### [What you are asked to do]
Reproduce the data in its entirety, exactly as supplied.

[Collected data entries]
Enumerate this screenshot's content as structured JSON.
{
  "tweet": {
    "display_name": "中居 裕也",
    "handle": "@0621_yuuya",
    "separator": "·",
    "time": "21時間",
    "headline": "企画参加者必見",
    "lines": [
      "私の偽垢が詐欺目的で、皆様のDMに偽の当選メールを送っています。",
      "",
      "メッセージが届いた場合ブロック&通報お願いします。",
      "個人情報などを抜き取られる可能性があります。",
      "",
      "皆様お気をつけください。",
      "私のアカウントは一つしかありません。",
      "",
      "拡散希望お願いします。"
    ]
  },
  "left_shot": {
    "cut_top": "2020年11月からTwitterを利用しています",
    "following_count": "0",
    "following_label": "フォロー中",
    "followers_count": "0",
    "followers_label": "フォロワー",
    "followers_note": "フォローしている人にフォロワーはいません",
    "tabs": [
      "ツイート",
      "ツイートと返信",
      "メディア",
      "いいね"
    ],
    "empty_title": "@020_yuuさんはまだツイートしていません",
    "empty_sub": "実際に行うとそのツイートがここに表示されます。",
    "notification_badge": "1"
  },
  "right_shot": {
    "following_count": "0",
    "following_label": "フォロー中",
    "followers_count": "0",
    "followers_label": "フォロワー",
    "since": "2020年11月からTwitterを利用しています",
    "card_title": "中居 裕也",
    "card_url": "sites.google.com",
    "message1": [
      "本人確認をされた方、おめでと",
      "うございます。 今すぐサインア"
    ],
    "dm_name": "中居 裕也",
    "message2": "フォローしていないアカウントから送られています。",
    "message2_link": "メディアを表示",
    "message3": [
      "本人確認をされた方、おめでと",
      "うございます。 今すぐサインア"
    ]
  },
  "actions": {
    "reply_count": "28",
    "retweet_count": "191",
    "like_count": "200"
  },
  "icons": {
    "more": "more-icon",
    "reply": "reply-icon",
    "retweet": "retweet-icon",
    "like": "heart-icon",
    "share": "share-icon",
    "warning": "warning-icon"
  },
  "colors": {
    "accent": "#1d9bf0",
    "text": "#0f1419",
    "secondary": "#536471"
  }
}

### [Exercise answer]
Enumerate this screenshot's content as structured JSON.
{
  "tweet": {
    "display_name": "中居 裕也",
    "handle": "@0621_yuuya",
    "separator": "·",
    "time": "21時間",
    "headline": "企画参加者必見",
    "lines": [
      "私の偽垢が詐欺目的で、皆様のDMに偽の当選メールを送っています。",
      "",
      "メッセージが届いた場合ブロック&通報お願いします。",
      "個人情報などを抜き取られる可能性があります。",
      "",
      "皆様お気をつけください。",
      "私のアカウントは一つしかありません。",
      "",
      "拡散希望お願いします。"
    ]
  },
  "left_shot": {
    "cut_top": "2020年11月からTwitterを利用しています",
    "following_count": "0",
    "following_label": "フォロー中",
    "followers_count": "0",
    "followers_label": "フォロワー",
    "followers_note": "フォローしている人にフォロワーはいません",
    "tabs": [
      "ツイート",
      "ツイートと返信",
      "メディア",
      "いいね"
    ],
    "empty_title": "@020_yuuさんはまだツイートしていません",
    "empty_sub": "実際に行うとそのツイートがここに表示されます。",
    "notification_badge": "1"
  },
  "right_shot": {
    "following_count": "0",
    "following_label": "フォロー中",
    "followers_count": "0",
    "followers_label": "フォロワー",
    "since": "2020年11月からTwitterを利用しています",
    "card_title": "中居 裕也",
    "card_url": "sites.google.com",
    "message1": [
      "本人確認をされた方、おめでと",
      "うございます。 今すぐサインア"
    ],
    "dm_name": "中居 裕也",
    "message2": "フォローしていないアカウントから送られています。",
    "message2_link": "メディアを表示",
    "message3": [
      "本人確認をされた方、おめでと",
      "うございます。 今すぐサインア"
    ]
  },
  "actions": {
    "reply_count": "28",
    "retweet_count": "191",
    "like_count": "200"
  },
  "icons": {
    "more": "more-icon",
    "reply": "reply-icon",
    "retweet": "retweet-icon",
    "like": "heart-icon",
    "share": "share-icon",
    "warning": "warning-icon"
  },
  "colors": {
    "accent": "#1d9bf0",
    "text": "#0f1419",
    "secondary": "#536471"
  }
}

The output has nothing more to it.